*** MATERIAL PROVIDED
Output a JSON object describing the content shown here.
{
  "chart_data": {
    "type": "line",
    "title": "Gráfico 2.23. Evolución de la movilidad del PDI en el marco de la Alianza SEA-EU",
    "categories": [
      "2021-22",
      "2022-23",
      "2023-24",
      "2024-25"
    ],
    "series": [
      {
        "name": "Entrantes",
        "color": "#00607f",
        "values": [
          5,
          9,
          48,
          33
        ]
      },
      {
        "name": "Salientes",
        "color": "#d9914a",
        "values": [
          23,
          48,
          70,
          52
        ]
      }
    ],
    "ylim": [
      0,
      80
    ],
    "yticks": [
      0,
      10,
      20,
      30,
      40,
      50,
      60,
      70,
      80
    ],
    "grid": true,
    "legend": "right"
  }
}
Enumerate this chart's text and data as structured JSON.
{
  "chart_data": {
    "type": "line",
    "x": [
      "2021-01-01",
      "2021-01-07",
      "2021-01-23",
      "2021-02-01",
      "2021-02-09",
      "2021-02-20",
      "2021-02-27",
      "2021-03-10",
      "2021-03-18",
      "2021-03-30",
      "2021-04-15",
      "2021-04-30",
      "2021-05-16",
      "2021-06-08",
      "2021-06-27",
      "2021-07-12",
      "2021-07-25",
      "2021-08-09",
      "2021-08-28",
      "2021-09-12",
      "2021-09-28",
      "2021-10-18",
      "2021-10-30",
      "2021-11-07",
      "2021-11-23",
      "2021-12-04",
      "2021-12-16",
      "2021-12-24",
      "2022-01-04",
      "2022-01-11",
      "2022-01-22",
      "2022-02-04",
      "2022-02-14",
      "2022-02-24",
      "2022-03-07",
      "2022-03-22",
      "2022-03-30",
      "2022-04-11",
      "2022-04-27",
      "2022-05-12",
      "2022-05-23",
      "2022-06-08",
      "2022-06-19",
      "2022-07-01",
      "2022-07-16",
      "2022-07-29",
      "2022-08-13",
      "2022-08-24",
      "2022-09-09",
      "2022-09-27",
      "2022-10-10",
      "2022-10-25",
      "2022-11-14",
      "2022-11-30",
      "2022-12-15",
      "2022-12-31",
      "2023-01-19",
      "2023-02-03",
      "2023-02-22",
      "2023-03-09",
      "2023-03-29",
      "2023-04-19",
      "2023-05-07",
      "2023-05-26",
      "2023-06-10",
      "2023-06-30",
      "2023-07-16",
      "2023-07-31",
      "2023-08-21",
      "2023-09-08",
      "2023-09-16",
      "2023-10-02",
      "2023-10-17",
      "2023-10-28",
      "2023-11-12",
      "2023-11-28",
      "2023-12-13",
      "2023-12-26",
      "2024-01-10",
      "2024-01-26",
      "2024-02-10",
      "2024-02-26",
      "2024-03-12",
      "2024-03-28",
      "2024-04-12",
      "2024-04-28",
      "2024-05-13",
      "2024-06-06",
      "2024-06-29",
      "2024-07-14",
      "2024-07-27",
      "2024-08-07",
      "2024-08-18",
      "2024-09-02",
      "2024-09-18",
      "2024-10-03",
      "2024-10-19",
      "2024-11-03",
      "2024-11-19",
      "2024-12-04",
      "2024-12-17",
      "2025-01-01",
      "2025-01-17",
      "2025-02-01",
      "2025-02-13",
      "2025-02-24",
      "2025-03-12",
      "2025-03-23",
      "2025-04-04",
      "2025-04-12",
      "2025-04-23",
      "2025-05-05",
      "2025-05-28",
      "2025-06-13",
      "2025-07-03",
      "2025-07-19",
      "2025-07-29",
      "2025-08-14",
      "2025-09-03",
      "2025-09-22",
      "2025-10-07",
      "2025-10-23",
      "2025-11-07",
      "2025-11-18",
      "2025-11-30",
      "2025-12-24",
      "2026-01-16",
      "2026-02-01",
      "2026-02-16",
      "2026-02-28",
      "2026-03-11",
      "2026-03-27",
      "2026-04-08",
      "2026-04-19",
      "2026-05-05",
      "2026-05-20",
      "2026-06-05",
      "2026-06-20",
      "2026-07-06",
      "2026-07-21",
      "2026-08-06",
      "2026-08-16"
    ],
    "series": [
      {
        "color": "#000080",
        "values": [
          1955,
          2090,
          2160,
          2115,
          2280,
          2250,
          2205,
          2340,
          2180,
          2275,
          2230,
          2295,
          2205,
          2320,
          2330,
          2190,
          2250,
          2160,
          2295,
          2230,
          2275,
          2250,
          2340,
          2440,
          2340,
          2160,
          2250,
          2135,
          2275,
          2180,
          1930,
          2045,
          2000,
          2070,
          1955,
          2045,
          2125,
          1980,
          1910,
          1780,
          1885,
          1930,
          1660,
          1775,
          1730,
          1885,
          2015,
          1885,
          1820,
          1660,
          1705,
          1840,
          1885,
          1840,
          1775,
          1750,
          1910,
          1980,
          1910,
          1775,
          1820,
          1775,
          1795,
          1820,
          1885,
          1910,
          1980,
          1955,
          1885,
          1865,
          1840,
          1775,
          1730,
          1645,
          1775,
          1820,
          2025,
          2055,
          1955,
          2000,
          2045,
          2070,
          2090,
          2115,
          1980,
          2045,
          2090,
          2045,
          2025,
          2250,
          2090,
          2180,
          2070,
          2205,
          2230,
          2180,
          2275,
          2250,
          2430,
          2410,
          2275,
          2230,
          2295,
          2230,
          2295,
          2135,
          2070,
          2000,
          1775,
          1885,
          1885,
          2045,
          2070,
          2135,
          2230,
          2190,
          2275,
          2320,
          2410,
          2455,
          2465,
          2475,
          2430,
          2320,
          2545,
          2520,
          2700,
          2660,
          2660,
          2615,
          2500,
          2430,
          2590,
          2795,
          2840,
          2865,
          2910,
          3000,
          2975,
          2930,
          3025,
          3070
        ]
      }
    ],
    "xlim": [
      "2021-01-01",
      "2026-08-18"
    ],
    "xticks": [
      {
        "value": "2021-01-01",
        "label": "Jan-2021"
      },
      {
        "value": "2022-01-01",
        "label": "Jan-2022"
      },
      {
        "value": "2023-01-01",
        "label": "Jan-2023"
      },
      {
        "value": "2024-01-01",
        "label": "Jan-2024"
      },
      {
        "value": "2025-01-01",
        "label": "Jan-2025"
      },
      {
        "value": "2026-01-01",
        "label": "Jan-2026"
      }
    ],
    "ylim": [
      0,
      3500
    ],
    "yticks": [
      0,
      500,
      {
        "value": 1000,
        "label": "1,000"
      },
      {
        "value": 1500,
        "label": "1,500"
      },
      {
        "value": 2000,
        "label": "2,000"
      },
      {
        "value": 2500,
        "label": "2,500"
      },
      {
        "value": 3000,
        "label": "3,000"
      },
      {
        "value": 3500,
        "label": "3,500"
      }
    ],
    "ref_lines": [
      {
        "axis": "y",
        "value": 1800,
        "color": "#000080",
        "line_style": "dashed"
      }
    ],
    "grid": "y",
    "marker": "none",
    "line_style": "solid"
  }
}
******
__REQUIRED TASK__: Repeat all of the records above exactly as they appear.

__TASK ANSWER__:
Output a JSON object describing the content shown here.
{
  "chart_data": {
    "type": "line",
    "title": "Gráfico 2.23. Evolución de la movilidad del PDI en el marco de la Alianza SEA-EU",
    "categories": [
      "2021-22",
      "2022-23",
      "2023-24",
      "2024-25"
    ],
    "series": [
      {
        "name": "Entrantes",
        "color": "#00607f",
        "values": [
          5,
          9,
          48,
          33
        ]
      },
      {
        "name": "Salientes",
        "color": "#d9914a",
        "values": [
          23,
          48,
          70,
          52
        ]
      }
    ],
    "ylim": [
      0,
      80
    ],
    "yticks": [
      0,
      10,
      20,
      30,
      40,
      50,
      60,
      70,
      80
    ],
    "grid": true,
    "legend": "right"
  }
}
Enumerate this chart's text and data as structured JSON.
{
  "chart_data": {
    "type": "line",
    "x": [
      "2021-01-01",
      "2021-01-07",
      "2021-01-23",
      "2021-02-01",
      "2021-02-09",
      "2021-02-20",
      "2021-02-27",
      "2021-03-10",
      "2021-03-18",
      "2021-03-30",
      "2021-04-15",
      "2021-04-30",
      "2021-05-16",
      "2021-06-08",
      "2021-06-27",
      "2021-07-12",
      "2021-07-25",
      "2021-08-09",
      "2021-08-28",
      "2021-09-12",
      "2021-09-28",
      "2021-10-18",
      "2021-10-30",
      "2021-11-07",
      "2021-11-23",
      "2021-12-04",
      "2021-12-16",
      "2021-12-24",
      "2022-01-04",
      "2022-01-11",
      "2022-01-22",
      "2022-02-04",
      "2022-02-14",
      "2022-02-24",
      "2022-03-07",
      "2022-03-22",
      "2022-03-30",
      "2022-04-11",
      "2022-04-27",
      "2022-05-12",
      "2022-05-23",
      "2022-06-08",
      "2022-06-19",
      "2022-07-01",
      "2022-07-16",
      "2022-07-29",
      "2022-08-13",
      "2022-08-24",
      "2022-09-09",
      "2022-09-27",
      "2022-10-10",
      "2022-10-25",
      "2022-11-14",
      "2022-11-30",
      "2022-12-15",
      "2022-12-31",
      "2023-01-19",
      "2023-02-03",
      "2023-02-22",
      "2023-03-09",
      "2023-03-29",
      "2023-04-19",
      "2023-05-07",
      "2023-05-26",
      "2023-06-10",
      "2023-06-30",
      "2023-07-16",
      "2023-07-31",
      "2023-08-21",
      "2023-09-08",
      "2023-09-16",
      "2023-10-02",
      "2023-10-17",
      "2023-10-28",
      "2023-11-12",
      "2023-11-28",
      "2023-12-13",
      "2023-12-26",
      "2024-01-10",
      "2024-01-26",
      "2024-02-10",
      "2024-02-26",
      "2024-03-12",
      "2024-03-28",
      "2024-04-12",
      "2024-04-28",
      "2024-05-13",
      "2024-06-06",
      "2024-06-29",
      "2024-07-14",
      "2024-07-27",
      "2024-08-07",
      "2024-08-18",
      "2024-09-02",
      "2024-09-18",
      "2024-10-03",
      "2024-10-19",
      "2024-11-03",
      "2024-11-19",
      "2024-12-04",
      "2024-12-17",
      "2025-01-01",
      "2025-01-17",
      "2025-02-01",
      "2025-02-13",
      "2025-02-24",
      "2025-03-12",
      "2025-03-23",
      "2025-04-04",
      "2025-04-12",
      "2025-04-23",
      "2025-05-05",
      "2025-05-28",
      "2025-06-13",
      "2025-07-03",
      "2025-07-19",
      "2025-07-29",
      "2025-08-14",
      "2025-09-03",
      "2025-09-22",
      "2025-10-07",
      "2025-10-23",
      "2025-11-07",
      "2025-11-18",
      "2025-11-30",
      "2025-12-24",
      "2026-01-16",
      "2026-02-01",
      "2026-02-16",
      "2026-02-28",
      "2026-03-11",
      "2026-03-27",
      "2026-04-08",
      "2026-04-19",
      "2026-05-05",
      "2026-05-20",
      "2026-06-05",
      "2026-06-20",
      "2026-07-06",
      "2026-07-21",
      "2026-08-06",
      "2026-08-16"
    ],
    "series": [
      {
        "color": "#000080",
        "values": [
          1955,
          2090,
          2160,
          2115,
          2280,
          2250,
          2205,
          2340,
          2180,
          2275,
          2230,
          2295,
          2205,
          2320,
          2330,
          2190,
          2250,
          2160,
          2295,
          2230,
          2275,
          2250,
          2340,
          2440,
          2340,
          2160,
          2250,
          2135,
          2275,
          2180,
          1930,
          2045,
          2000,
          2070,
          1955,
          2045,
          2125,
          1980,
          1910,
          1780,
          1885,
          1930,
          1660,
          1775,
          1730,
          1885,
          2015,
          1885,
          1820,
          1660,
          1705,
          1840,
          1885,
          1840,
          1775,
          1750,
          1910,
          1980,
          1910,
          1775,
          1820,
          1775,
          1795,
          1820,
          1885,
          1910,
          1980,
          1955,
          1885,
          1865,
          1840,
          1775,
          1730,
          1645,
          1775,
          1820,
          2025,
          2055,
          1955,
          2000,
          2045,
          2070,
          2090,
          2115,
          1980,
          2045,
          2090,
          2045,
          2025,
          2250,
          2090,
          2180,
          2070,
          2205,
          2230,
          2180,
          2275,
          2250,
          2430,
          2410,
          2275,
          2230,
          2295,
          2230,
          2295,
          2135,
          2070,
          2000,
          1775,
          1885,
          1885,
          2045,
          2070,
          2135,
          2230,
          2190,
          2275,
          2320,
          2410,
          2455,
          2465,
          2475,
          2430,
          2320,
          2545,
          2520,
          2700,
          2660,
          2660,
          2615,
          2500,
          2430,
          2590,
          2795,
          2840,
          2865,
          2910,
          3000,
          2975,
          2930,
          3025,
          3070
        ]
      }
    ],
    "xlim": [
      "2021-01-01",
      "2026-08-18"
    ],
    "xticks": [
      {
        "value": "2021-01-01",
        "label": "Jan-2021"
      },
      {
        "value": "2022-01-01",
        "label": "Jan-2022"
      },
      {
        "value": "2023-01-01",
        "label": "Jan-2023"
      },
      {
        "value": "2024-01-01",
        "label": "Jan-2024"
      },
      {
        "value": "2025-01-01",
        "label": "Jan-2025"
      },
      {
        "value": "2026-01-01",
        "label": "Jan-2026"
      }
    ],
    "ylim": [
      0,
      3500
    ],
    "yticks": [
      0,
      500,
      {
        "value": 1000,
        "label": "1,000"
      },
      {
        "value": 1500,
        "label": "1,500"
      },
      {
        "value": 2000,
        "label": "2,000"
      },
      {
        "value": 2500,
        "label": "2,500"
      },
      {
        "value": 3000,
        "label": "3,000"
      },
      {
        "value": 3500,
        "label": "3,500"
      }
    ],
    "ref_lines": [
      {
        "axis": "y",
        "value": 1800,
        "color": "#000080",
        "line_style": "dashed"
      }
    ],
    "grid": "y",
    "marker": "none",
    "line_style": "solid"
  }
}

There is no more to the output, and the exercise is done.